WHAT IS NEEDED
Repeat, line for line, the entries printed below.

DATA EXTRACT
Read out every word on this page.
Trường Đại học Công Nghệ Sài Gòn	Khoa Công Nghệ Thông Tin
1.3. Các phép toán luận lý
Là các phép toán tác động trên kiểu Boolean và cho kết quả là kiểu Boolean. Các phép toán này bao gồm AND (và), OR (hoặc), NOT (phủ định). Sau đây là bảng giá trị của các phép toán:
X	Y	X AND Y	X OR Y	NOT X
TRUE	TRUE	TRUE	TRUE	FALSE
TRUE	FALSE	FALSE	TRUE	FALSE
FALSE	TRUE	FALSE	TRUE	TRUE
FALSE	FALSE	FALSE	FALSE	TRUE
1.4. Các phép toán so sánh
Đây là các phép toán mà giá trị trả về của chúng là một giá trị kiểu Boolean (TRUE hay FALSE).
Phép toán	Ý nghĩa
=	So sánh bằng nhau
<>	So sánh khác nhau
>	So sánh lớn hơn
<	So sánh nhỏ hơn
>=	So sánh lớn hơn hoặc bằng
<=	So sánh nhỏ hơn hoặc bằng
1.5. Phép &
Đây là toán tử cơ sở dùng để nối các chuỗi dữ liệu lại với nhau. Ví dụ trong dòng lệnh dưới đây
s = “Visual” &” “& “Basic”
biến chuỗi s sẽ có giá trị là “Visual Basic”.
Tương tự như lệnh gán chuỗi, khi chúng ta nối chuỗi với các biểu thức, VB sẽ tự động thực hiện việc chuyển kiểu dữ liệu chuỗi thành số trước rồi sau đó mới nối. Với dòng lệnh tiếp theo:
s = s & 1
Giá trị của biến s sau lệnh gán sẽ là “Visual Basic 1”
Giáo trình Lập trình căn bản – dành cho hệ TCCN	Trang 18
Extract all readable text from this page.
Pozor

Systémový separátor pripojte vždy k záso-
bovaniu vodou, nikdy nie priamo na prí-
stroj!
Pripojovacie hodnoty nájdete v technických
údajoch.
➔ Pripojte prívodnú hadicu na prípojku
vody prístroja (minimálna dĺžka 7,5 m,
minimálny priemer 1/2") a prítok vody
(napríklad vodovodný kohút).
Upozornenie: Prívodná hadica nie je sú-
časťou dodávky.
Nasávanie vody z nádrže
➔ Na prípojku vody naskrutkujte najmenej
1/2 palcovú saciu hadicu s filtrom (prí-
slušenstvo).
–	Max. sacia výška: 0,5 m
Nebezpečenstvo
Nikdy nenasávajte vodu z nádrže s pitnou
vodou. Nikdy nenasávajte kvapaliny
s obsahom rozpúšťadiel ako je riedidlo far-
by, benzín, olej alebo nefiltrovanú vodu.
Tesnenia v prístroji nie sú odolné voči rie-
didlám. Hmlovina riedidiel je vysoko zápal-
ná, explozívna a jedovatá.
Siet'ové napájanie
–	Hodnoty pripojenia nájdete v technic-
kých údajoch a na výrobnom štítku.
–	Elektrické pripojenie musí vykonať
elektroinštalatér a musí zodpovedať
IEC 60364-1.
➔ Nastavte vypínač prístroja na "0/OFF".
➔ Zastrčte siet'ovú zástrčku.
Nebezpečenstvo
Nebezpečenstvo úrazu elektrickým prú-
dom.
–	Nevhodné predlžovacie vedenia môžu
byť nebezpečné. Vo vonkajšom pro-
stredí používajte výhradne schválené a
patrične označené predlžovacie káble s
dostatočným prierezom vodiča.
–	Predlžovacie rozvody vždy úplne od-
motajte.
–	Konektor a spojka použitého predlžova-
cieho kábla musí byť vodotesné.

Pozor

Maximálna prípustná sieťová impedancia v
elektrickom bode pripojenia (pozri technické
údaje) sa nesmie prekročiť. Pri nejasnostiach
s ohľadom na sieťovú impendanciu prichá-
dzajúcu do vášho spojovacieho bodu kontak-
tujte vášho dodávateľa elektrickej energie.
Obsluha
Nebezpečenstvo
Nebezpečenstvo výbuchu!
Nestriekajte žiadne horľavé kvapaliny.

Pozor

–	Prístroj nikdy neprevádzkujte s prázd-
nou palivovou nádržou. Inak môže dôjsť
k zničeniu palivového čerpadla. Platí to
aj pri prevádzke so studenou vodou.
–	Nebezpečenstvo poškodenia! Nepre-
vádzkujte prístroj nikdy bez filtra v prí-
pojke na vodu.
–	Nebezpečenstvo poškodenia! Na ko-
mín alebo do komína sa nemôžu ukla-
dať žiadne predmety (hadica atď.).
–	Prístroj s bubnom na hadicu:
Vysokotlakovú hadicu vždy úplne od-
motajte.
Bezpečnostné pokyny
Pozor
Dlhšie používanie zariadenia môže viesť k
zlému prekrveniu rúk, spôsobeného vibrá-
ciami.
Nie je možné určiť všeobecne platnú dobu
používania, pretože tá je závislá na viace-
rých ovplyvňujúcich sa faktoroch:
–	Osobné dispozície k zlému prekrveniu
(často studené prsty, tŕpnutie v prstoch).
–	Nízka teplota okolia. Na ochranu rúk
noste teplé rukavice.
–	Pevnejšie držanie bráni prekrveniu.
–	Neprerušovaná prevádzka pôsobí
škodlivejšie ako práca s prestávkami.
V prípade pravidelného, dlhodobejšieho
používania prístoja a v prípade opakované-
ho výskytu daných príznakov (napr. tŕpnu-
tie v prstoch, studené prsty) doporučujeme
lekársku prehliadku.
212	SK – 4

COMPLETED EXERCISE
Read out every word on this page.
Trường Đại học Công Nghệ Sài Gòn	Khoa Công Nghệ Thông Tin
1.3. Các phép toán luận lý
Là các phép toán tác động trên kiểu Boolean và cho kết quả là kiểu Boolean. Các phép toán này bao gồm AND (và), OR (hoặc), NOT (phủ định). Sau đây là bảng giá trị của các phép toán:
X	Y	X AND Y	X OR Y	NOT X
TRUE	TRUE	TRUE	TRUE	FALSE
TRUE	FALSE	FALSE	TRUE	FALSE
FALSE	TRUE	FALSE	TRUE	TRUE
FALSE	FALSE	FALSE	FALSE	TRUE
1.4. Các phép toán so sánh
Đây là các phép toán mà giá trị trả về của chúng là một giá trị kiểu Boolean (TRUE hay FALSE).
Phép toán	Ý nghĩa
=	So sánh bằng nhau
<>	So sánh khác nhau
>	So sánh lớn hơn
<	So sánh nhỏ hơn
>=	So sánh lớn hơn hoặc bằng
<=	So sánh nhỏ hơn hoặc bằng
1.5. Phép &
Đây là toán tử cơ sở dùng để nối các chuỗi dữ liệu lại với nhau. Ví dụ trong dòng lệnh dưới đây
s = “Visual” &” “& “Basic”
biến chuỗi s sẽ có giá trị là “Visual Basic”.
Tương tự như lệnh gán chuỗi, khi chúng ta nối chuỗi với các biểu thức, VB sẽ tự động thực hiện việc chuyển kiểu dữ liệu chuỗi thành số trước rồi sau đó mới nối. Với dòng lệnh tiếp theo:
s = s & 1
Giá trị của biến s sau lệnh gán sẽ là “Visual Basic 1”
Giáo trình Lập trình căn bản – dành cho hệ TCCN	Trang 18
Extract all readable text from this page.
Pozor

Systémový separátor pripojte vždy k záso-
bovaniu vodou, nikdy nie priamo na prí-
stroj!
Pripojovacie hodnoty nájdete v technických
údajoch.
➔ Pripojte prívodnú hadicu na prípojku
vody prístroja (minimálna dĺžka 7,5 m,
minimálny priemer 1/2") a prítok vody
(napríklad vodovodný kohút).
Upozornenie: Prívodná hadica nie je sú-
časťou dodávky.
Nasávanie vody z nádrže
➔ Na prípojku vody naskrutkujte najmenej
1/2 palcovú saciu hadicu s filtrom (prí-
slušenstvo).
–	Max. sacia výška: 0,5 m
Nebezpečenstvo
Nikdy nenasávajte vodu z nádrže s pitnou
vodou. Nikdy nenasávajte kvapaliny
s obsahom rozpúšťadiel ako je riedidlo far-
by, benzín, olej alebo nefiltrovanú vodu.
Tesnenia v prístroji nie sú odolné voči rie-
didlám. Hmlovina riedidiel je vysoko zápal-
ná, explozívna a jedovatá.
Siet'ové napájanie
–	Hodnoty pripojenia nájdete v technic-
kých údajoch a na výrobnom štítku.
–	Elektrické pripojenie musí vykonať
elektroinštalatér a musí zodpovedať
IEC 60364-1.
➔ Nastavte vypínač prístroja na "0/OFF".
➔ Zastrčte siet'ovú zástrčku.
Nebezpečenstvo
Nebezpečenstvo úrazu elektrickým prú-
dom.
–	Nevhodné predlžovacie vedenia môžu
byť nebezpečné. Vo vonkajšom pro-
stredí používajte výhradne schválené a
patrične označené predlžovacie káble s
dostatočným prierezom vodiča.
–	Predlžovacie rozvody vždy úplne od-
motajte.
–	Konektor a spojka použitého predlžova-
cieho kábla musí byť vodotesné.

Pozor

Maximálna prípustná sieťová impedancia v
elektrickom bode pripojenia (pozri technické
údaje) sa nesmie prekročiť. Pri nejasnostiach
s ohľadom na sieťovú impendanciu prichá-
dzajúcu do vášho spojovacieho bodu kontak-
tujte vášho dodávateľa elektrickej energie.
Obsluha
Nebezpečenstvo
Nebezpečenstvo výbuchu!
Nestriekajte žiadne horľavé kvapaliny.

Pozor

–	Prístroj nikdy neprevádzkujte s prázd-
nou palivovou nádržou. Inak môže dôjsť
k zničeniu palivového čerpadla. Platí to
aj pri prevádzke so studenou vodou.
–	Nebezpečenstvo poškodenia! Nepre-
vádzkujte prístroj nikdy bez filtra v prí-
pojke na vodu.
–	Nebezpečenstvo poškodenia! Na ko-
mín alebo do komína sa nemôžu ukla-
dať žiadne predmety (hadica atď.).
–	Prístroj s bubnom na hadicu:
Vysokotlakovú hadicu vždy úplne od-
motajte.
Bezpečnostné pokyny
Pozor
Dlhšie používanie zariadenia môže viesť k
zlému prekrveniu rúk, spôsobeného vibrá-
ciami.
Nie je možné určiť všeobecne platnú dobu
používania, pretože tá je závislá na viace-
rých ovplyvňujúcich sa faktoroch:
–	Osobné dispozície k zlému prekrveniu
(často studené prsty, tŕpnutie v prstoch).
–	Nízka teplota okolia. Na ochranu rúk
noste teplé rukavice.
–	Pevnejšie držanie bráni prekrveniu.
–	Neprerušovaná prevádzka pôsobí
škodlivejšie ako práca s prestávkami.
V prípade pravidelného, dlhodobejšieho
používania prístoja a v prípade opakované-
ho výskytu daných príznakov (napr. tŕpnu-
tie v prstoch, studené prsty) doporučujeme
lekársku prehliadku.
212	SK – 4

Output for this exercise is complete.